● **Task goal**: Reproduce the items word for word, from the first line through the line containing "table-row: 1 นาง", both included.
____ Supplied records
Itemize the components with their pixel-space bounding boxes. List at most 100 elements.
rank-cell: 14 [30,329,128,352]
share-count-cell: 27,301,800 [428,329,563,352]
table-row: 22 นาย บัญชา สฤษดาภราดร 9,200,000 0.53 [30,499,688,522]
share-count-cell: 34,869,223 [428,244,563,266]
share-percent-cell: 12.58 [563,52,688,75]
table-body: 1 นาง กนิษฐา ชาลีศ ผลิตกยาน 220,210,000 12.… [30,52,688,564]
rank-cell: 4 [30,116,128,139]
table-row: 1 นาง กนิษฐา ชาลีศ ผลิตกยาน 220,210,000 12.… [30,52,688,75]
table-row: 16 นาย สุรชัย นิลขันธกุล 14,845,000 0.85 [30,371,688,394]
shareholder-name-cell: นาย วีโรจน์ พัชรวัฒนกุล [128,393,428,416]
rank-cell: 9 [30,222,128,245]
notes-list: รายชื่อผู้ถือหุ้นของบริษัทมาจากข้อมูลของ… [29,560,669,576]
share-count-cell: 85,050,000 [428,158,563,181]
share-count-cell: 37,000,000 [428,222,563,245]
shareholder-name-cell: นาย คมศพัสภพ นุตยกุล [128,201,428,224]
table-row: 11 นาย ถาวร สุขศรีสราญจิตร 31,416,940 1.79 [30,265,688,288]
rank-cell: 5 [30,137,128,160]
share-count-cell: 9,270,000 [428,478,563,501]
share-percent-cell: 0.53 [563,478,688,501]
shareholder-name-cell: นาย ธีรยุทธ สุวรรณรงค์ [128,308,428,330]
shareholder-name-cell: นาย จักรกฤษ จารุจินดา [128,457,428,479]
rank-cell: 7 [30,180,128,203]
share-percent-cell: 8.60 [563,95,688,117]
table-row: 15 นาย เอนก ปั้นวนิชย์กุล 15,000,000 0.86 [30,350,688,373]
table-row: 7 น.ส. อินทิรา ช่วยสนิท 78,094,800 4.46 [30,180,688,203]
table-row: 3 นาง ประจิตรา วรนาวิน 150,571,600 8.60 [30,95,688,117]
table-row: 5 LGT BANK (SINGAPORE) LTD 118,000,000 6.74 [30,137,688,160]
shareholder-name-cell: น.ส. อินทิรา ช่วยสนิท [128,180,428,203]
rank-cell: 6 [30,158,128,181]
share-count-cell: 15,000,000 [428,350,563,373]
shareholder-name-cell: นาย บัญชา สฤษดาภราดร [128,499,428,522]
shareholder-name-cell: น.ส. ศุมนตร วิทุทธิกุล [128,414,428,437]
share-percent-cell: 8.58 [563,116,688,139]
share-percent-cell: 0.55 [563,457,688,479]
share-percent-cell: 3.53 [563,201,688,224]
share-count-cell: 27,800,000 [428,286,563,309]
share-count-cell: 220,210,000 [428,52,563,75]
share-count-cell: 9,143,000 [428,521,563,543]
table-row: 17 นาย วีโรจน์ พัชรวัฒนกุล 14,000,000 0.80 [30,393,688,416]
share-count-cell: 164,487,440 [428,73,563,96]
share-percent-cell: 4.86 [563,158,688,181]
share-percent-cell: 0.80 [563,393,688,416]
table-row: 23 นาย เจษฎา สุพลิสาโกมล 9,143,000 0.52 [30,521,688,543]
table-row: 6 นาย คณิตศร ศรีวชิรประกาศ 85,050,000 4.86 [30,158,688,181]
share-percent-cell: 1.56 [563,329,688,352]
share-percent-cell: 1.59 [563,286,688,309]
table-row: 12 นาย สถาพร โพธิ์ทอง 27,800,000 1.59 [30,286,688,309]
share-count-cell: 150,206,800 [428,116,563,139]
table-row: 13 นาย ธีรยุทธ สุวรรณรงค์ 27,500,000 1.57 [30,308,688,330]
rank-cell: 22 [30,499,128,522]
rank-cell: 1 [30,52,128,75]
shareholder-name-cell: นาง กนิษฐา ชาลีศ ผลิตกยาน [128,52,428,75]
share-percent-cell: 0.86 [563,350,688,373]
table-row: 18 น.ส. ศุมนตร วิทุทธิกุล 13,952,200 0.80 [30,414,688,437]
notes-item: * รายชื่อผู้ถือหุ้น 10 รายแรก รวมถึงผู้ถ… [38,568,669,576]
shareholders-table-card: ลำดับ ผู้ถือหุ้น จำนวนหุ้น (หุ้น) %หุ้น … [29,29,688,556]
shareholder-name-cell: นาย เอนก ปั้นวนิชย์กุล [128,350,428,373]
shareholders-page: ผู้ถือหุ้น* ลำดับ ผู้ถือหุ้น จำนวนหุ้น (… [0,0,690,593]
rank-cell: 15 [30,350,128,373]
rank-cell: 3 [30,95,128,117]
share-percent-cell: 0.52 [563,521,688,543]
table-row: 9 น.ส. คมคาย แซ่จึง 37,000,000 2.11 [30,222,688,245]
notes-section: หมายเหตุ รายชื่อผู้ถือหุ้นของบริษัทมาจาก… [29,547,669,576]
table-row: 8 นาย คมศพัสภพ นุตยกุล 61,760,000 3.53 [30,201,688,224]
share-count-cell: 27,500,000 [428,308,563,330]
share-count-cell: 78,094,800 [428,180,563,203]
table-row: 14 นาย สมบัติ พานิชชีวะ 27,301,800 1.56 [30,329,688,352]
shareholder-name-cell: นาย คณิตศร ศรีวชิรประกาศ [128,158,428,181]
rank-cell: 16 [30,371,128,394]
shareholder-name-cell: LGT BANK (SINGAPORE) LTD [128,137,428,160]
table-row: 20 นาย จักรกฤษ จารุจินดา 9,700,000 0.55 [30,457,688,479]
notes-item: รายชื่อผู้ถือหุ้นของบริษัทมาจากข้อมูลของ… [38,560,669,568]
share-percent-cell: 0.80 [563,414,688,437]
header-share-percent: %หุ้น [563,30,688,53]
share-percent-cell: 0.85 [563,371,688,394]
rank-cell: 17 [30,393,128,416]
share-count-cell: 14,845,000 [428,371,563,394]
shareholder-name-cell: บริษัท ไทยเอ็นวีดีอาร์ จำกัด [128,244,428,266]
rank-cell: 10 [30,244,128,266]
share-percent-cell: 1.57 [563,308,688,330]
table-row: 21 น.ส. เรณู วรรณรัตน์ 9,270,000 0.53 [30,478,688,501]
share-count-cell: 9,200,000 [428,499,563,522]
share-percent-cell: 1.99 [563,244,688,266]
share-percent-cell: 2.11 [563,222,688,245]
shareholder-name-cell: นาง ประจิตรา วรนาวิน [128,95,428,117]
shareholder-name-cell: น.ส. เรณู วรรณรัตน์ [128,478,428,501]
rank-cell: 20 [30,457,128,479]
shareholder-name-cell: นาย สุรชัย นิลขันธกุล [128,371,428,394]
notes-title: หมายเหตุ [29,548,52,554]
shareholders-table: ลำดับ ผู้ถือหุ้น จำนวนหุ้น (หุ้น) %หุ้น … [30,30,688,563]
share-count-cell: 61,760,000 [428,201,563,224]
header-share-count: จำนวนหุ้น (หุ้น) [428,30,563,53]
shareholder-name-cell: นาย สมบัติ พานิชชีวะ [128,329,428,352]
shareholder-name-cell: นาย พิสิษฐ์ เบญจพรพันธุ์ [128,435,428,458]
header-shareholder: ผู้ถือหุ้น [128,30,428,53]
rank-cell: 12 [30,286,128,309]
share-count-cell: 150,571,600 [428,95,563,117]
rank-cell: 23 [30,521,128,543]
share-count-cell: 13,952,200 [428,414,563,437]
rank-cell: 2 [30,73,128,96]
________
● **Output of the exercise**:
Itemize the components with their pixel-space bounding boxes. List at most 100 elements.
rank-cell: 14 [30,329,128,352]
share-count-cell: 27,301,800 [428,329,563,352]
table-row: 22 นาย บัญชา สฤษดาภราดร 9,200,000 0.53 [30,499,688,522]
share-count-cell: 34,869,223 [428,244,563,266]
share-percent-cell: 12.58 [563,52,688,75]
table-body: 1 นาง กนิษฐา ชาลีศ ผลิตกยาน 220,210,000 12.… [30,52,688,564]
rank-cell: 4 [30,116,128,139]
table-row: 1 นาง กนิษฐา ชาลีศ ผลิตกยาน 220,210,000 12.… [30,52,688,75]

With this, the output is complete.